- **Task to carry out**
Search the data for the word "Amderma" and copy every line that contains it.

- **Supplied information**
## start

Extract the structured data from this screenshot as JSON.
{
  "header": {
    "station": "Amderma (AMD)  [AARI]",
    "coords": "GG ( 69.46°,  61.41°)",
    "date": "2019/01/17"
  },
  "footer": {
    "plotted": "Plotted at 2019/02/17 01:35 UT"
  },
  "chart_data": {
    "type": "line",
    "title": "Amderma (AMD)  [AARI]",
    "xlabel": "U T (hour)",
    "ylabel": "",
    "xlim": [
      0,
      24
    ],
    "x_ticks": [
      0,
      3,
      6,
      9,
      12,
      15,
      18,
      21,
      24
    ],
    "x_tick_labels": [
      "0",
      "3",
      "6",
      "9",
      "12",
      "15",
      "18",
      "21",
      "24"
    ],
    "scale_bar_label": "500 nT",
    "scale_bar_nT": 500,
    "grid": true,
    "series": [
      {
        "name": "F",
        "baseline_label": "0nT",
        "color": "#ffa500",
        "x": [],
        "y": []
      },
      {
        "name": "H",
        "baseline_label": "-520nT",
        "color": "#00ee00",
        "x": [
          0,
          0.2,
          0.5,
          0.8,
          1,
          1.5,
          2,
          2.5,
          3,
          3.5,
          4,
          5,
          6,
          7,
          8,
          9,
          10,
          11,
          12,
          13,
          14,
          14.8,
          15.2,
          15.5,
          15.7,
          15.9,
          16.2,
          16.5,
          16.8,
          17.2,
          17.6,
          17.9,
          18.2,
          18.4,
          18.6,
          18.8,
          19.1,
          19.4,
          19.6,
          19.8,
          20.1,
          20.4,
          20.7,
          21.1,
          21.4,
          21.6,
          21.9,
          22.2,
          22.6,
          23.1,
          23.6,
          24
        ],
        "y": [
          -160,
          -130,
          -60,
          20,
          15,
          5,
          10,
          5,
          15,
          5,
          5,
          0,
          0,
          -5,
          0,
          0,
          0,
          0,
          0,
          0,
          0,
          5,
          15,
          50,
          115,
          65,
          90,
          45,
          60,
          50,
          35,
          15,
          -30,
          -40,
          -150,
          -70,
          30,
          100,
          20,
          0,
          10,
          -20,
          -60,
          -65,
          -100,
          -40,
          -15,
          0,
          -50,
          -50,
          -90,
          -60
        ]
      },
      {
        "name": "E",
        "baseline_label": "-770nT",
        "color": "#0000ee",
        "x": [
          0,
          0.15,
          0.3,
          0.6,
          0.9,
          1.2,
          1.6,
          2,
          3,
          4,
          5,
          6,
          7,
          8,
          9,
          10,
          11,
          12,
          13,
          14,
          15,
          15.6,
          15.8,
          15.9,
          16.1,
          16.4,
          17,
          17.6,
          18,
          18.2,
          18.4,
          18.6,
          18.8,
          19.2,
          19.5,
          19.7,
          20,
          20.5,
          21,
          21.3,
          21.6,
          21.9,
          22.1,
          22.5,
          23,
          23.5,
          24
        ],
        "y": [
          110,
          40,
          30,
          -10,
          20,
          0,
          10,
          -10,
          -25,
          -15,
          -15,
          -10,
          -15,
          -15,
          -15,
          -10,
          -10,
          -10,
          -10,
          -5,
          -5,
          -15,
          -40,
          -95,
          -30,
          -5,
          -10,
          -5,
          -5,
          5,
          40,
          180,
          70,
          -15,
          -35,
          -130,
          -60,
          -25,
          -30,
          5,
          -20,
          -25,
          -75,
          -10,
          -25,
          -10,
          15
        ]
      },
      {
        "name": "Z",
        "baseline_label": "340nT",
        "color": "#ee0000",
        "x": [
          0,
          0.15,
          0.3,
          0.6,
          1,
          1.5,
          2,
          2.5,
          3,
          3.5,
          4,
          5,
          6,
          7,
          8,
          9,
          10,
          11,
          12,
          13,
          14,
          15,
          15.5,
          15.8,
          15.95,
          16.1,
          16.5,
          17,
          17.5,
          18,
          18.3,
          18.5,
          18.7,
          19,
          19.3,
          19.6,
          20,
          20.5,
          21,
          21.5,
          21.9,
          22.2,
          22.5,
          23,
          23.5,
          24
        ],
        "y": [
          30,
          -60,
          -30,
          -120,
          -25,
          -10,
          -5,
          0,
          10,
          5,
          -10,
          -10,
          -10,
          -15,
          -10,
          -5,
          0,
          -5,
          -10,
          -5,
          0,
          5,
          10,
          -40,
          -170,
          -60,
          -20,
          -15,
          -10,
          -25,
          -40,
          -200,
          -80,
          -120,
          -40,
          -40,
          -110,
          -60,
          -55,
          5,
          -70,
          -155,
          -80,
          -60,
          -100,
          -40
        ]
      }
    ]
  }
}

## end

- **Result for this exercise**
    "station": "Amderma (AMD)  [AARI]",
    "title": "Amderma (AMD)  [AARI]",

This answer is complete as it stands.